Job a | In the passage on intranet pricing, what does the Silver plan cost per user for 500 users?

Passage given |
:::::
Jostle pricing scales by user count and plan level, with additional capabilities packaged through an options model. For 500 users:

  • Bronze — $2.77/mo/user: News, Activity, Shout-Outs, People, Discussions
  • Silver — $4.98/mo/user: Adds Library and structured content, plus one option
  • Gold — $6.64/mo/user: Includes three options
  • Platinum: Includes all options (typically quote-based)
  • Options: Tasks, Teams, Events, Listings, and JostleTV

User ratings

G2: (4.5/5) – Based on 217 reviews

Capterra: (4.4/5) – Based on 73 reviews

2. Happeo (Best for Workspace teams that want a structured, search-driven intranet experience)

Happeo is popular amongst teams that want a clearer way to organize internal information that’s spread across chat, documents, and shared drives. Instead of trying to be an all-in-one employee experience platform, it centers on giving employees a dependable place to go when they need answers.

It’s delivered as a browser-based intranet with native mobile apps, and it fits naturally into Google Workspace environments. Many teams pair it with Slack, using Happeo as the system of record for knowledge while chat remains focused on day-to-day conversation.

Happeo keeps content organized by separating it by its purpose—longer-term information like policies, onboarding materials, and team documentation lives in Pages, while announcements and ongoing updates live in Channels. This separation helps teams avoid mixing evergreen content with fast-moving communication.
:::::
(Items from a data source)

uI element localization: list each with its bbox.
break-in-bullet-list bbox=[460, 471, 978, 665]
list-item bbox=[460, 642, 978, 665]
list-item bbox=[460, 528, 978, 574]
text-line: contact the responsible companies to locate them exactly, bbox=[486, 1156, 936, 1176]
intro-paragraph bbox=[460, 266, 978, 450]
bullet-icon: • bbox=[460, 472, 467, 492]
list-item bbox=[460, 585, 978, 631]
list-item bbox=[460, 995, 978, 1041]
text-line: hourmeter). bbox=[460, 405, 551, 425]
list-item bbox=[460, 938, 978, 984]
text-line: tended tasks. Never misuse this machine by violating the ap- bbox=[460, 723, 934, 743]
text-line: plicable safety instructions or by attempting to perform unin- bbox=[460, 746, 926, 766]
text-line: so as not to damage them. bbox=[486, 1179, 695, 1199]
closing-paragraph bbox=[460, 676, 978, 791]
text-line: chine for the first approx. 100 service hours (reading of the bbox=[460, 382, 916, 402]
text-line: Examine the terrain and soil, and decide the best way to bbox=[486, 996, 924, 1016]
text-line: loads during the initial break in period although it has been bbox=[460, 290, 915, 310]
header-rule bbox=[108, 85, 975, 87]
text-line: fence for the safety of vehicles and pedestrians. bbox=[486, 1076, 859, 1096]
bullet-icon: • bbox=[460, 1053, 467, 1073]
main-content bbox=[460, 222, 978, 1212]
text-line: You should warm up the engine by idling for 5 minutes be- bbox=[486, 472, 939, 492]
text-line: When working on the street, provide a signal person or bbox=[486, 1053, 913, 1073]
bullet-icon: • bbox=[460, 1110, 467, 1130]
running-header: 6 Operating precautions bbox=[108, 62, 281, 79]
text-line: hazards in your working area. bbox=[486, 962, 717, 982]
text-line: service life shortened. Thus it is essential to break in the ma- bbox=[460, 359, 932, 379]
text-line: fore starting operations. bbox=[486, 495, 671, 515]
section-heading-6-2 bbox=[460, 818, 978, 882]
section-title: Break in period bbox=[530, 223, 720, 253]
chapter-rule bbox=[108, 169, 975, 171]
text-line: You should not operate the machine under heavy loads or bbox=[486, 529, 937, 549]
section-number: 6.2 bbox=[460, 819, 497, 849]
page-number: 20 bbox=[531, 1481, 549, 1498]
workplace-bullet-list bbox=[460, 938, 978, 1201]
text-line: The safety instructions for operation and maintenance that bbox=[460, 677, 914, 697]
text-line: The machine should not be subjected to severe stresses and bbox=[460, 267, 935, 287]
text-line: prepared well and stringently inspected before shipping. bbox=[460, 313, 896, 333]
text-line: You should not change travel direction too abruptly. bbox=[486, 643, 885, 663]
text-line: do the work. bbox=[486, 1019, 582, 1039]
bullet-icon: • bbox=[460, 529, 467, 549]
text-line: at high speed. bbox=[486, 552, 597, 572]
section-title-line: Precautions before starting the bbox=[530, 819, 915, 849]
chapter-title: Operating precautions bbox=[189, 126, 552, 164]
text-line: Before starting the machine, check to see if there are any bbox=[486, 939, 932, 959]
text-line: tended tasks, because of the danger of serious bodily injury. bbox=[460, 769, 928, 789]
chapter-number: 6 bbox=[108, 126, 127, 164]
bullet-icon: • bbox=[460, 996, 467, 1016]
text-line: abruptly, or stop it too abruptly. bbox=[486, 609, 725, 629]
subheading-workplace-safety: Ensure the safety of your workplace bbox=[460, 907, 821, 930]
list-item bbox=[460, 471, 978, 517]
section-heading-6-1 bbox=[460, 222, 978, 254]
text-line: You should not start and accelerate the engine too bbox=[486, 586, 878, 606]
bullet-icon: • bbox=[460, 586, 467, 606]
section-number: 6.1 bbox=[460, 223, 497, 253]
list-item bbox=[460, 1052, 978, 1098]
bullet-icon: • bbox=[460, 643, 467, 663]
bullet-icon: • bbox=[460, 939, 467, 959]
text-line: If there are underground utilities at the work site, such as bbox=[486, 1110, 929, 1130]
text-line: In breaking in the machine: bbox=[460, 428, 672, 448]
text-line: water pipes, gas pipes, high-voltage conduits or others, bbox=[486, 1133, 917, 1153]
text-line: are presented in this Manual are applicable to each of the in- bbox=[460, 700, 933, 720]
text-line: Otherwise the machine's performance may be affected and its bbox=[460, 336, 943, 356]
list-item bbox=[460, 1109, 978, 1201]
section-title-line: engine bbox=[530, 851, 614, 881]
:::::
Job b | Reproduce the entries verbatim, from the first line of the entries through the line containing "text-line: Examine the", with both of those lines included.

Full response a | $4.98 per month per user.

Full response b |
uI element localization: list each with its bbox.
break-in-bullet-list bbox=[460, 471, 978, 665]
list-item bbox=[460, 642, 978, 665]
list-item bbox=[460, 528, 978, 574]
text-line: contact the responsible companies to locate them exactly, bbox=[486, 1156, 936, 1176]
intro-paragraph bbox=[460, 266, 978, 450]
bullet-icon: • bbox=[460, 472, 467, 492]
list-item bbox=[460, 585, 978, 631]
list-item bbox=[460, 995, 978, 1041]
text-line: hourmeter). bbox=[460, 405, 551, 425]
list-item bbox=[460, 938, 978, 984]
text-line: tended tasks. Never misuse this machine by violating the ap- bbox=[460, 723, 934, 743]
text-line: plicable safety instructions or by attempting to perform unin- bbox=[460, 746, 926, 766]
text-line: so as not to damage them. bbox=[486, 1179, 695, 1199]
closing-paragraph bbox=[460, 676, 978, 791]
text-line: chine for the first approx. 100 service hours (reading of the bbox=[460, 382, 916, 402]
text-line: Examine the terrain and soil, and decide the best way to bbox=[486, 996, 924, 1016]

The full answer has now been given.